• _Exercise details_
Where a line contains the word "available", copy that line.

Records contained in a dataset
## begin

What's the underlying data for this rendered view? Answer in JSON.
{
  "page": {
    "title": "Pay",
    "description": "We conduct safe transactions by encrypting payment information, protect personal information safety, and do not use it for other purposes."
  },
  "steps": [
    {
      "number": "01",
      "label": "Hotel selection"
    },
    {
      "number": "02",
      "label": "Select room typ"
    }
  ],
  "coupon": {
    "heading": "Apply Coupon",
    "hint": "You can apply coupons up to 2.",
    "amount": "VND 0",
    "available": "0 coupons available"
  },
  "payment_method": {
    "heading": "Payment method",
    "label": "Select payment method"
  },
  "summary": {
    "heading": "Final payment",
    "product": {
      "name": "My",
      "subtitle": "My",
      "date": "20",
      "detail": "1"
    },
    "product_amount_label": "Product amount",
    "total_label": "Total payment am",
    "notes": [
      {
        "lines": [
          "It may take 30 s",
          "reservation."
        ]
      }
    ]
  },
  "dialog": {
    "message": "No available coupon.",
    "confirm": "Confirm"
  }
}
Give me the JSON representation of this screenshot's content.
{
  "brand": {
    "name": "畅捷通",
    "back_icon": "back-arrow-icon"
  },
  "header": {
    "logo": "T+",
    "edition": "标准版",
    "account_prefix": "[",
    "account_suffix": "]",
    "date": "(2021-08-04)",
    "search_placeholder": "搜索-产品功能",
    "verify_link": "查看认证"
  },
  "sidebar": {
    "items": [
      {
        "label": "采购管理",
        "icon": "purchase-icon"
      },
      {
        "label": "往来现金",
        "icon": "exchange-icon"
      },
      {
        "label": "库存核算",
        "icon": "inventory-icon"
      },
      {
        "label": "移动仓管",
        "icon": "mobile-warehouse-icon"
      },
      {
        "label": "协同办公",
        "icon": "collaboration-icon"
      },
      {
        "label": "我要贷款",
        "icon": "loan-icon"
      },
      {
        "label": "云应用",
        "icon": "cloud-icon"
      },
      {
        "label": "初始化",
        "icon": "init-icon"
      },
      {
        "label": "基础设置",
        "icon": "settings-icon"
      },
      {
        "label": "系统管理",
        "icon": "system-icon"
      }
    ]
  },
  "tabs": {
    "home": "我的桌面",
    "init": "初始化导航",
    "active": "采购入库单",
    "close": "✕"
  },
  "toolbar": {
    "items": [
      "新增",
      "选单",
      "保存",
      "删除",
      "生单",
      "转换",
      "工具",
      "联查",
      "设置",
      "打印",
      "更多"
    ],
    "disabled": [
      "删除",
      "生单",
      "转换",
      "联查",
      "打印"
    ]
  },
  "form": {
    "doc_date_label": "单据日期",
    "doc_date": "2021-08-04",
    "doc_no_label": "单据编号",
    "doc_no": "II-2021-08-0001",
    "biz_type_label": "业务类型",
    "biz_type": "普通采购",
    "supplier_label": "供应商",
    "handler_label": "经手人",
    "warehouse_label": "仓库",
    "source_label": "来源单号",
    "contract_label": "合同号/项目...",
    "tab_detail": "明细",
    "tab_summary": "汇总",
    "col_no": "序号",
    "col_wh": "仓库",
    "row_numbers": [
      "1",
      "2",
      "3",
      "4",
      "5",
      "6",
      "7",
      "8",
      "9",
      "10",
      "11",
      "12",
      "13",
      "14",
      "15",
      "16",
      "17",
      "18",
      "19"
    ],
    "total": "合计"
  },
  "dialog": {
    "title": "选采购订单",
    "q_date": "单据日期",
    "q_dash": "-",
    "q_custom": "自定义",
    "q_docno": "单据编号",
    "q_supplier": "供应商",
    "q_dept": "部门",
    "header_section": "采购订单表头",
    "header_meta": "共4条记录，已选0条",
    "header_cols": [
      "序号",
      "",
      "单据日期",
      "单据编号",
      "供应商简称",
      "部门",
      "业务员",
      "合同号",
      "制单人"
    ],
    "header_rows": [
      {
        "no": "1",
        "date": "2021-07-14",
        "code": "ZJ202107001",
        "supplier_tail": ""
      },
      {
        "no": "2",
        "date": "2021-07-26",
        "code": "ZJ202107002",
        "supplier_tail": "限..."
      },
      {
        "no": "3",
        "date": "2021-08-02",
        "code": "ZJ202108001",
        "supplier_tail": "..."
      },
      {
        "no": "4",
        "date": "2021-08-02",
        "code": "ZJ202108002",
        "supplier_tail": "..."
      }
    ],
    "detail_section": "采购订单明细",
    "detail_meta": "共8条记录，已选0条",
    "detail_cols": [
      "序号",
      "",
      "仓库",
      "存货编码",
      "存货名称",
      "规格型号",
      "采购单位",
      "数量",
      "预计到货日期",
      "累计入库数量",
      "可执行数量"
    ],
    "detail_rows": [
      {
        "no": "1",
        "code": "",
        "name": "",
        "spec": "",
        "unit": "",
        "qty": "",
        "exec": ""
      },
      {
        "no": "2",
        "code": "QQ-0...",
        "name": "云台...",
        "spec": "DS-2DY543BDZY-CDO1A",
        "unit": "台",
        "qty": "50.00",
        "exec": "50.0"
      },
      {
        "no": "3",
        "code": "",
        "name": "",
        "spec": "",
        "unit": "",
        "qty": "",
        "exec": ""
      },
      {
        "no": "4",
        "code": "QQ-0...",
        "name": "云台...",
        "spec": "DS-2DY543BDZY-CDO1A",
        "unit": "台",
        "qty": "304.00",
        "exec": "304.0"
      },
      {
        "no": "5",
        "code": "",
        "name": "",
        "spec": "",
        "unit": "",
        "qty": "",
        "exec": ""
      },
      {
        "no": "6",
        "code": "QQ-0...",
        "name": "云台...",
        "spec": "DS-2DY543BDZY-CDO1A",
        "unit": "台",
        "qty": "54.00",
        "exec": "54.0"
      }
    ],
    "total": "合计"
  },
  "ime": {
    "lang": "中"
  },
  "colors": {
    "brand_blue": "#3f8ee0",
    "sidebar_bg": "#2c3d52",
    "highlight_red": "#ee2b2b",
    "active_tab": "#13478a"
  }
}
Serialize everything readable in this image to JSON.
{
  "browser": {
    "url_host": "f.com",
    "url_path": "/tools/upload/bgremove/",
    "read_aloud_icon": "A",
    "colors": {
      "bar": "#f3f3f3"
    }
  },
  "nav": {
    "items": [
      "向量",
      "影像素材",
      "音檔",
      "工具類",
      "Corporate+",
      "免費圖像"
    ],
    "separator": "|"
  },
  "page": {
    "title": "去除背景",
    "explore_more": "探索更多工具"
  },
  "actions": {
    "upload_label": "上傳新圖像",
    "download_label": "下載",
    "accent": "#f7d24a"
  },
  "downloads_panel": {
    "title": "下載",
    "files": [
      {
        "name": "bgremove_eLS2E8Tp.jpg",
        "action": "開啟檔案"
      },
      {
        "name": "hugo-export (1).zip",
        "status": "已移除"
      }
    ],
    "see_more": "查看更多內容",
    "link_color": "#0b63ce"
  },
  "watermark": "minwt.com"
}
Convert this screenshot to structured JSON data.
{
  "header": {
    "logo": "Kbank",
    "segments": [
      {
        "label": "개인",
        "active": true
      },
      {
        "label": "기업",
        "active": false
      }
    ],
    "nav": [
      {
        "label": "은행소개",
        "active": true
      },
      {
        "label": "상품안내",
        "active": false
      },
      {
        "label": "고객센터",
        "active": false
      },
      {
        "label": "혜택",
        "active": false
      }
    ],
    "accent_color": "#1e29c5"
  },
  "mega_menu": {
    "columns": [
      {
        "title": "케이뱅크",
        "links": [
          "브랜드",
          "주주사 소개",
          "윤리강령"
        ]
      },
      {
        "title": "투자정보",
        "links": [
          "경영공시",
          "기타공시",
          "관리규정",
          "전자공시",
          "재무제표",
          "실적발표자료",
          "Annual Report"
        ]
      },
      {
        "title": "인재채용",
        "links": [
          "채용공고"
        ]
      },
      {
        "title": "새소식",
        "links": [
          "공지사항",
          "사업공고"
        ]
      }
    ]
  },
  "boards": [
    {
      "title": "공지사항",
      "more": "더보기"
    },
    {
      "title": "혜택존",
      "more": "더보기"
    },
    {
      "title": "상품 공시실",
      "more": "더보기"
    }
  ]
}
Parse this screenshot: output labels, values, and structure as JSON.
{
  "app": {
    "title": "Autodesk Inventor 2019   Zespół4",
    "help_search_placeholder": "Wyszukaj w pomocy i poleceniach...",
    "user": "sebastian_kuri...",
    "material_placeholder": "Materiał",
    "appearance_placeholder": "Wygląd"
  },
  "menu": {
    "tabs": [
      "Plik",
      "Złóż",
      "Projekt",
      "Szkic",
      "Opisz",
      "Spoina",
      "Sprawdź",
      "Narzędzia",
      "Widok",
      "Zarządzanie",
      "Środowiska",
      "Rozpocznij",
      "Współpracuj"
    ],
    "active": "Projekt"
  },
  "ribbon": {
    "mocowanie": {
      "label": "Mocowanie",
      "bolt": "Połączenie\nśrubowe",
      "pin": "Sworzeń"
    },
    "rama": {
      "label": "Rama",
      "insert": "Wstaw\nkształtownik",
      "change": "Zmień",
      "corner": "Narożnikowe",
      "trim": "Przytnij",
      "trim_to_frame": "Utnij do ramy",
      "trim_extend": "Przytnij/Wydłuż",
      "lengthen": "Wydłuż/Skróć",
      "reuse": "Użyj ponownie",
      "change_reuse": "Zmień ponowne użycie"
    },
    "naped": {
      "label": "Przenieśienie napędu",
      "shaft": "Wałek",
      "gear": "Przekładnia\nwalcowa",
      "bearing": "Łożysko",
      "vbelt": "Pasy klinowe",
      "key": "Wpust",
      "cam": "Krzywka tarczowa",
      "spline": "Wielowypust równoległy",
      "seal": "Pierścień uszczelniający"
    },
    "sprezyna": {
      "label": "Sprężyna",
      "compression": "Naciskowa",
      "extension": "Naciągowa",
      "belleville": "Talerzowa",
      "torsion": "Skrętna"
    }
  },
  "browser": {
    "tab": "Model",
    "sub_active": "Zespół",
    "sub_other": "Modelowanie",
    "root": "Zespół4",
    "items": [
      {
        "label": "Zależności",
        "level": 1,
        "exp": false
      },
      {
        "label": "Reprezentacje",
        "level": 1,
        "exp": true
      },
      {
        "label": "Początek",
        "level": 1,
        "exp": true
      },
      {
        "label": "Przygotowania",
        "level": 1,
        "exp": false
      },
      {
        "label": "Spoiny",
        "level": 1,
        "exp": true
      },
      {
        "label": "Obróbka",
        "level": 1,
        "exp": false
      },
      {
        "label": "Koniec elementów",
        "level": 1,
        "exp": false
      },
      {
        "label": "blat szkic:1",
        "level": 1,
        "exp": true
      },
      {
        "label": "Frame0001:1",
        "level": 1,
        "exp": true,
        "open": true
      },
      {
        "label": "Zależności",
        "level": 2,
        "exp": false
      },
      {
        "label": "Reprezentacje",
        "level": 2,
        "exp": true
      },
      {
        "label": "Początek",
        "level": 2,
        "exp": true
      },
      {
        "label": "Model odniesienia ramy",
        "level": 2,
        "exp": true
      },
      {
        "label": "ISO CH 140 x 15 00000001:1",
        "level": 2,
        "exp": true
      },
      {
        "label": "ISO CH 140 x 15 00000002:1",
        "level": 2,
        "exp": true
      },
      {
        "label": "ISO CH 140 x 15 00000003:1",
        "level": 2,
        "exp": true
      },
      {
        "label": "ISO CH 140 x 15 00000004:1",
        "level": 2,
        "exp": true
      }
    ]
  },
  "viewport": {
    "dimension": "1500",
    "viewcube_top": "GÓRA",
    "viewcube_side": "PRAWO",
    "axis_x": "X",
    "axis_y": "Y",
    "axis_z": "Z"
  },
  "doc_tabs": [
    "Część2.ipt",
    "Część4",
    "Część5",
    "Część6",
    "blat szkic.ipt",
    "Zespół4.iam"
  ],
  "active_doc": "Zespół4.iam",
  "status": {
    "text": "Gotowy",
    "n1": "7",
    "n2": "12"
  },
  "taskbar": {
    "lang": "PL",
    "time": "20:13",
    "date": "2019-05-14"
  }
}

## end

• _Task solution_
    "available": "0 coupons available"
    "message": "No available coupon.",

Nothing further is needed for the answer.